* **Exercise aim**: Copy every line of the material below word for word.

--- Given data ---

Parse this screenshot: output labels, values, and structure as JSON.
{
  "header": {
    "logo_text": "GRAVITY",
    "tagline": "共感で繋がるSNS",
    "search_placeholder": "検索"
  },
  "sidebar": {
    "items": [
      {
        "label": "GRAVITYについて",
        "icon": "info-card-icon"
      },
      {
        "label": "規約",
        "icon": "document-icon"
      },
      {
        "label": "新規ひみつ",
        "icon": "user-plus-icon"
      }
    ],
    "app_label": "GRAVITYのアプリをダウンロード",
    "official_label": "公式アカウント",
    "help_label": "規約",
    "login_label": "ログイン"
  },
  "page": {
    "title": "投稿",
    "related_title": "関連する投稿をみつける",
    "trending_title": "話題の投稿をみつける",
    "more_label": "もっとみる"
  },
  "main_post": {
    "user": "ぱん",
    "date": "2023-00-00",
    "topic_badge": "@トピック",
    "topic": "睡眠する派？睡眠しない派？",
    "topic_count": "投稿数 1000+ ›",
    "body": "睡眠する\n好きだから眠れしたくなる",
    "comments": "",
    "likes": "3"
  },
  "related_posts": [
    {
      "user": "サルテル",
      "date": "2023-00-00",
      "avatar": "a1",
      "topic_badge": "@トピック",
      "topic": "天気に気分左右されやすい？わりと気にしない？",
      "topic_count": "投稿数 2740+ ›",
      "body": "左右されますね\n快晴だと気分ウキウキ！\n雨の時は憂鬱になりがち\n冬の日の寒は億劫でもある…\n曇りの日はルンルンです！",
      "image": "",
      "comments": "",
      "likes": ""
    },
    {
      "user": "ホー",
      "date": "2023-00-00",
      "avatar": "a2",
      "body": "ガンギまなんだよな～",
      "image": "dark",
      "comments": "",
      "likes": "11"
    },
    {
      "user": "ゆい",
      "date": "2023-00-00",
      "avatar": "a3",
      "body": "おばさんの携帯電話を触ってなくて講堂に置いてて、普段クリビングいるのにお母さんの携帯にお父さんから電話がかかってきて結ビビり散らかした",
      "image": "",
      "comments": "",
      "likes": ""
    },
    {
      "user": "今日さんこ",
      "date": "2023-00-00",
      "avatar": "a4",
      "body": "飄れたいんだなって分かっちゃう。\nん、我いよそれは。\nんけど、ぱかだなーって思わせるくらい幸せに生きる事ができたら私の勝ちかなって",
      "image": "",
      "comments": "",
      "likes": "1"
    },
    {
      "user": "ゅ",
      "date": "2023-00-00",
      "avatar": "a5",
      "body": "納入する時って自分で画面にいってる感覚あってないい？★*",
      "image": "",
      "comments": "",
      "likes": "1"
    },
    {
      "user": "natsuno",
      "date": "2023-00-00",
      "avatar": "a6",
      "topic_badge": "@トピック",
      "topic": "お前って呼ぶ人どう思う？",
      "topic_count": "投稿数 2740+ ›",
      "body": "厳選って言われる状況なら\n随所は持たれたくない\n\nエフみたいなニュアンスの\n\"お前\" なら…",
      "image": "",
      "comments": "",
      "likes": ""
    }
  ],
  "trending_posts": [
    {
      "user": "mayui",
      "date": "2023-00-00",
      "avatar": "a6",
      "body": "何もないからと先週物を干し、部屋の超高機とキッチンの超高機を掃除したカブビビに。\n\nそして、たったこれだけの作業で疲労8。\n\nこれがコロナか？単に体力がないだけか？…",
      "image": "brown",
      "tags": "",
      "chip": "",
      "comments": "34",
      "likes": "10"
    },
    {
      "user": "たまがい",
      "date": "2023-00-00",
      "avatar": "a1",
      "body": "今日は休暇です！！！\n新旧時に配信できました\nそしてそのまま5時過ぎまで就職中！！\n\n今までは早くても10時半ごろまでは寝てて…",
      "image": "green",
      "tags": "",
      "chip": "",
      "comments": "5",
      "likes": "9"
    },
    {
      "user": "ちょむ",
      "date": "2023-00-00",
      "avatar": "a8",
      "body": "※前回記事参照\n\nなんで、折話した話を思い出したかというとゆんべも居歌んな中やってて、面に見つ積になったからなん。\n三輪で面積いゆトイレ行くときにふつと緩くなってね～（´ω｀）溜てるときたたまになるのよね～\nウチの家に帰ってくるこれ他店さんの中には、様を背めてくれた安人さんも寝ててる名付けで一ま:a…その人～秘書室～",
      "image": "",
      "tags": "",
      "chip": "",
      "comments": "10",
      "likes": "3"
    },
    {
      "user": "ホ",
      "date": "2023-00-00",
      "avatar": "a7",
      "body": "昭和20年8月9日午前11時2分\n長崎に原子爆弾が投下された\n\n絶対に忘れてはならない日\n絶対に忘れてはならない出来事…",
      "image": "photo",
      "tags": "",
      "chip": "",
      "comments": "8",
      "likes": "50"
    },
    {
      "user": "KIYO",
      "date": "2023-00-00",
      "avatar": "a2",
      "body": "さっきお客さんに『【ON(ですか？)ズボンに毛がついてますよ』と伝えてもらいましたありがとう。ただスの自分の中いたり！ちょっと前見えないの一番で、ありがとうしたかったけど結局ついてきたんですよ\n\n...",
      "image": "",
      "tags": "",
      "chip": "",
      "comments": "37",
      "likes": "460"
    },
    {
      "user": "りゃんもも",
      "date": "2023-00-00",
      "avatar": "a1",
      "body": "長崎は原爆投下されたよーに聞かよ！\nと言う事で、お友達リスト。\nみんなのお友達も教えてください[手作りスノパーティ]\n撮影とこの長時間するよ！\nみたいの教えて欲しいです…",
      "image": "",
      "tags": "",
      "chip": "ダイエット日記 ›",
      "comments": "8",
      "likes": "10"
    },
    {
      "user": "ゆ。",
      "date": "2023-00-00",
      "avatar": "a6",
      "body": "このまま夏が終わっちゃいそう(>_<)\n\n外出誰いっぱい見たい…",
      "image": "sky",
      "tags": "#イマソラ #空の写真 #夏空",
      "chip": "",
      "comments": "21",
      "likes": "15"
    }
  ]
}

---

* **Task result**:
Parse this screenshot: output labels, values, and structure as JSON.
{
  "header": {
    "logo_text": "GRAVITY",
    "tagline": "共感で繋がるSNS",
    "search_placeholder": "検索"
  },
  "sidebar": {
    "items": [
      {
        "label": "GRAVITYについて",
        "icon": "info-card-icon"
      },
      {
        "label": "規約",
        "icon": "document-icon"
      },
      {
        "label": "新規ひみつ",
        "icon": "user-plus-icon"
      }
    ],
    "app_label": "GRAVITYのアプリをダウンロード",
    "official_label": "公式アカウント",
    "help_label": "規約",
    "login_label": "ログイン"
  },
  "page": {
    "title": "投稿",
    "related_title": "関連する投稿をみつける",
    "trending_title": "話題の投稿をみつける",
    "more_label": "もっとみる"
  },
  "main_post": {
    "user": "ぱん",
    "date": "2023-00-00",
    "topic_badge": "@トピック",
    "topic": "睡眠する派？睡眠しない派？",
    "topic_count": "投稿数 1000+ ›",
    "body": "睡眠する\n好きだから眠れしたくなる",
    "comments": "",
    "likes": "3"
  },
  "related_posts": [
    {
      "user": "サルテル",
      "date": "2023-00-00",
      "avatar": "a1",
      "topic_badge": "@トピック",
      "topic": "天気に気分左右されやすい？わりと気にしない？",
      "topic_count": "投稿数 2740+ ›",
      "body": "左右されますね\n快晴だと気分ウキウキ！\n雨の時は憂鬱になりがち\n冬の日の寒は億劫でもある…\n曇りの日はルンルンです！",
      "image": "",
      "comments": "",
      "likes": ""
    },
    {
      "user": "ホー",
      "date": "2023-00-00",
      "avatar": "a2",
      "body": "ガンギまなんだよな～",
      "image": "dark",
      "comments": "",
      "likes": "11"
    },
    {
      "user": "ゆい",
      "date": "2023-00-00",
      "avatar": "a3",
      "body": "おばさんの携帯電話を触ってなくて講堂に置いてて、普段クリビングいるのにお母さんの携帯にお父さんから電話がかかってきて結ビビり散らかした",
      "image": "",
      "comments": "",
      "likes": ""
    },
    {
      "user": "今日さんこ",
      "date": "2023-00-00",
      "avatar": "a4",
      "body": "飄れたいんだなって分かっちゃう。\nん、我いよそれは。\nんけど、ぱかだなーって思わせるくらい幸せに生きる事ができたら私の勝ちかなって",
      "image": "",
      "comments": "",
      "likes": "1"
    },
    {
      "user": "ゅ",
      "date": "2023-00-00",
      "avatar": "a5",
      "body": "納入する時って自分で画面にいってる感覚あってないい？★*",
      "image": "",
      "comments": "",
      "likes": "1"
    },
    {
      "user": "natsuno",
      "date": "2023-00-00",
      "avatar": "a6",
      "topic_badge": "@トピック",
      "topic": "お前って呼ぶ人どう思う？",
      "topic_count": "投稿数 2740+ ›",
      "body": "厳選って言われる状況なら\n随所は持たれたくない\n\nエフみたいなニュアンスの\n\"お前\" なら…",
      "image": "",
      "comments": "",
      "likes": ""
    }
  ],
  "trending_posts": [
    {
      "user": "mayui",
      "date": "2023-00-00",
      "avatar": "a6",
      "body": "何もないからと先週物を干し、部屋の超高機とキッチンの超高機を掃除したカブビビに。\n\nそして、たったこれだけの作業で疲労8。\n\nこれがコロナか？単に体力がないだけか？…",
      "image": "brown",
      "tags": "",
      "chip": "",
      "comments": "34",
      "likes": "10"
    },
    {
      "user": "たまがい",
      "date": "2023-00-00",
      "avatar": "a1",
      "body": "今日は休暇です！！！\n新旧時に配信できました\nそしてそのまま5時過ぎまで就職中！！\n\n今までは早くても10時半ごろまでは寝てて…",
      "image": "green",
      "tags": "",
      "chip": "",
      "comments": "5",
      "likes": "9"
    },
    {
      "user": "ちょむ",
      "date": "2023-00-00",
      "avatar": "a8",
      "body": "※前回記事参照\n\nなんで、折話した話を思い出したかというとゆんべも居歌んな中やってて、面に見つ積になったからなん。\n三輪で面積いゆトイレ行くときにふつと緩くなってね～（´ω｀）溜てるときたたまになるのよね～\nウチの家に帰ってくるこれ他店さんの中には、様を背めてくれた安人さんも寝ててる名付けで一ま:a…その人～秘書室～",
      "image": "",
      "tags": "",
      "chip": "",
      "comments": "10",
      "likes": "3"
    },
    {
      "user": "ホ",
      "date": "2023-00-00",
      "avatar": "a7",
      "body": "昭和20年8月9日午前11時2分\n長崎に原子爆弾が投下された\n\n絶対に忘れてはならない日\n絶対に忘れてはならない出来事…",
      "image": "photo",
      "tags": "",
      "chip": "",
      "comments": "8",
      "likes": "50"
    },
    {
      "user": "KIYO",
      "date": "2023-00-00",
      "avatar": "a2",
      "body": "さっきお客さんに『【ON(ですか？)ズボンに毛がついてますよ』と伝えてもらいましたありがとう。ただスの自分の中いたり！ちょっと前見えないの一番で、ありがとうしたかったけど結局ついてきたんですよ\n\n...",
      "image": "",
      "tags": "",
      "chip": "",
      "comments": "37",
      "likes": "460"
    },
    {
      "user": "りゃんもも",
      "date": "2023-00-00",
      "avatar": "a1",
      "body": "長崎は原爆投下されたよーに聞かよ！\nと言う事で、お友達リスト。\nみんなのお友達も教えてください[手作りスノパーティ]\n撮影とこの長時間するよ！\nみたいの教えて欲しいです…",
      "image": "",
      "tags": "",
      "chip": "ダイエット日記 ›",
      "comments": "8",
      "likes": "10"
    },
    {
      "user": "ゆ。",
      "date": "2023-00-00",
      "avatar": "a6",
      "body": "このまま夏が終わっちゃいそう(>_<)\n\n外出誰いっぱい見たい…",
      "image": "sky",
      "tags": "#イマソラ #空の写真 #夏空",
      "chip": "",
      "comments": "21",
      "likes": "15"
    }
  ]
}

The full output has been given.